» What you need to do: Without including any pictures, write out the listing below exactly.

Data entries:
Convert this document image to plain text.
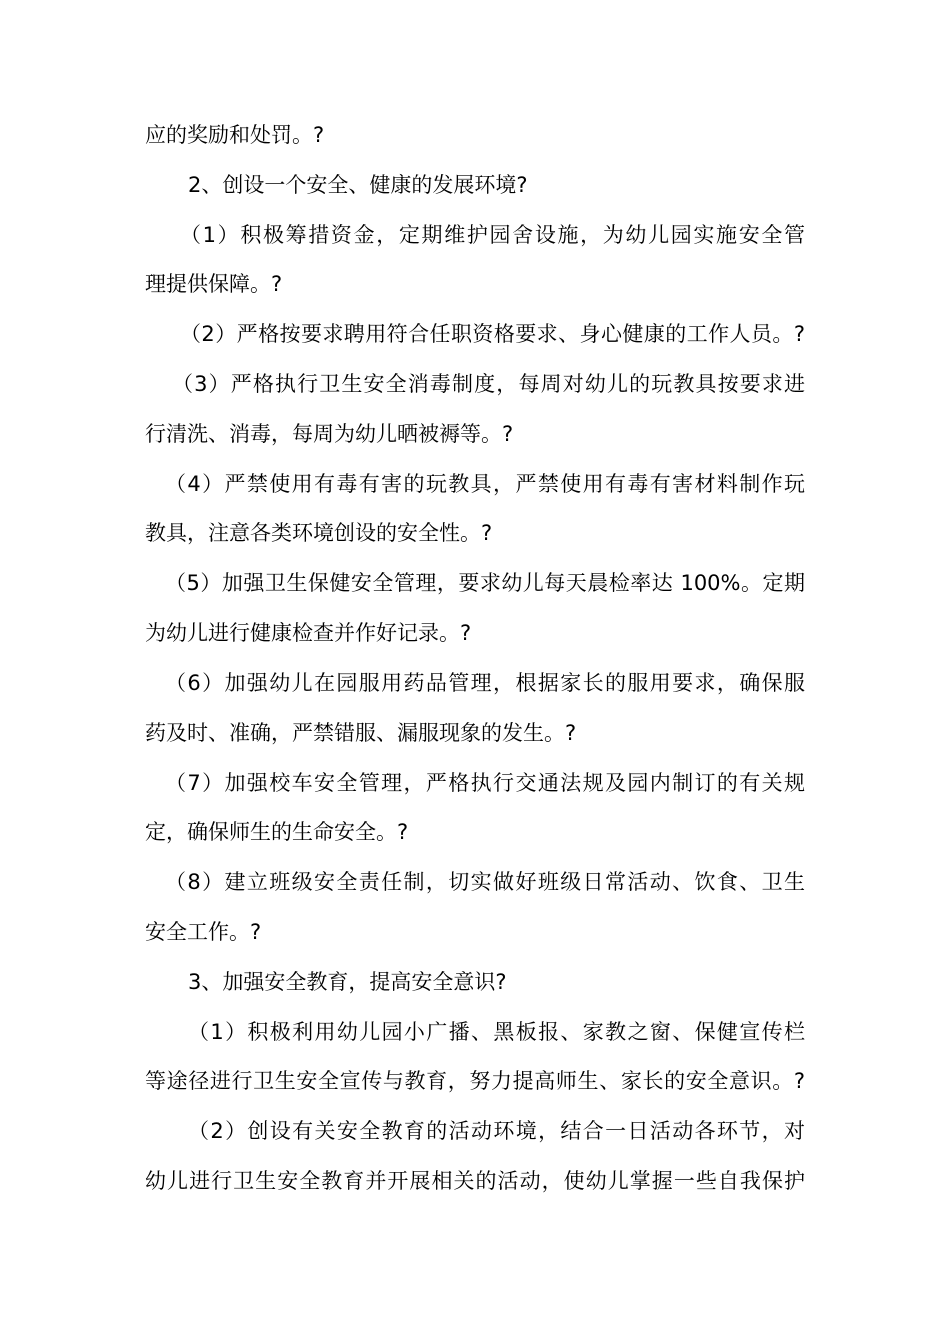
应的奖励和处罚。?
2、创设一个安全、健康的发展环境?
（1）积极筹措资金，定期维护园舍设施，为幼儿园实施安全管
理提供保障。?
（2）严格按要求聘用符合任职资格要求、身心健康的工作人员。?
（3）严格执行卫生安全消毒制度，每周对幼儿的玩教具按要求进
行清洗、消毒，每周为幼儿晒被褥等。?
（4）严禁使用有毒有害的玩教具，严禁使用有毒有害材料制作玩
教具，注意各类环境创设的安全性。?
（5）加强卫生保健安全管理，要求幼儿每天晨检率达 100%。定期
为幼儿进行健康检查并作好记录。?
（6）加强幼儿在园服用药品管理，根据家长的服用要求，确保服
药及时、准确，严禁错服、漏服现象的发生。?
（7）加强校车安全管理，严格执行交通法规及园内制订的有关规
定，确保师生的生命安全。?
（8）建立班级安全责任制，切实做好班级日常活动、饮食、卫生
安全工作。?
3、加强安全教育，提高安全意识?
（1）积极利用幼儿园小广播、黑板报、家教之窗、保健宣传栏
等途径进行卫生安全宣传与教育，努力提高师生、家长的安全意识。?
（2）创设有关安全教育的活动环境，结合一日活动各环节，对
幼儿进行卫生安全教育并开展相关的活动，使幼儿掌握一些自我保护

» The completed task:
Convert this document image to plain text.
应的奖励和处罚。?
2、创设一个安全、健康的发展环境?
（1）积极筹措资金，定期维护园舍设施，为幼儿园实施安全管
理提供保障。?
（2）严格按要求聘用符合任职资格要求、身心健康的工作人员。?
（3）严格执行卫生安全消毒制度，每周对幼儿的玩教具按要求进
行清洗、消毒，每周为幼儿晒被褥等。?
（4）严禁使用有毒有害的玩教具，严禁使用有毒有害材料制作玩
教具，注意各类环境创设的安全性。?
（5）加强卫生保健安全管理，要求幼儿每天晨检率达 100%。定期
为幼儿进行健康检查并作好记录。?
（6）加强幼儿在园服用药品管理，根据家长的服用要求，确保服
药及时、准确，严禁错服、漏服现象的发生。?
（7）加强校车安全管理，严格执行交通法规及园内制订的有关规
定，确保师生的生命安全。?
（8）建立班级安全责任制，切实做好班级日常活动、饮食、卫生
安全工作。?
3、加强安全教育，提高安全意识?
（1）积极利用幼儿园小广播、黑板报、家教之窗、保健宣传栏
等途径进行卫生安全宣传与教育，努力提高师生、家长的安全意识。?
（2）创设有关安全教育的活动环境，结合一日活动各环节，对
幼儿进行卫生安全教育并开展相关的活动，使幼儿掌握一些自我保护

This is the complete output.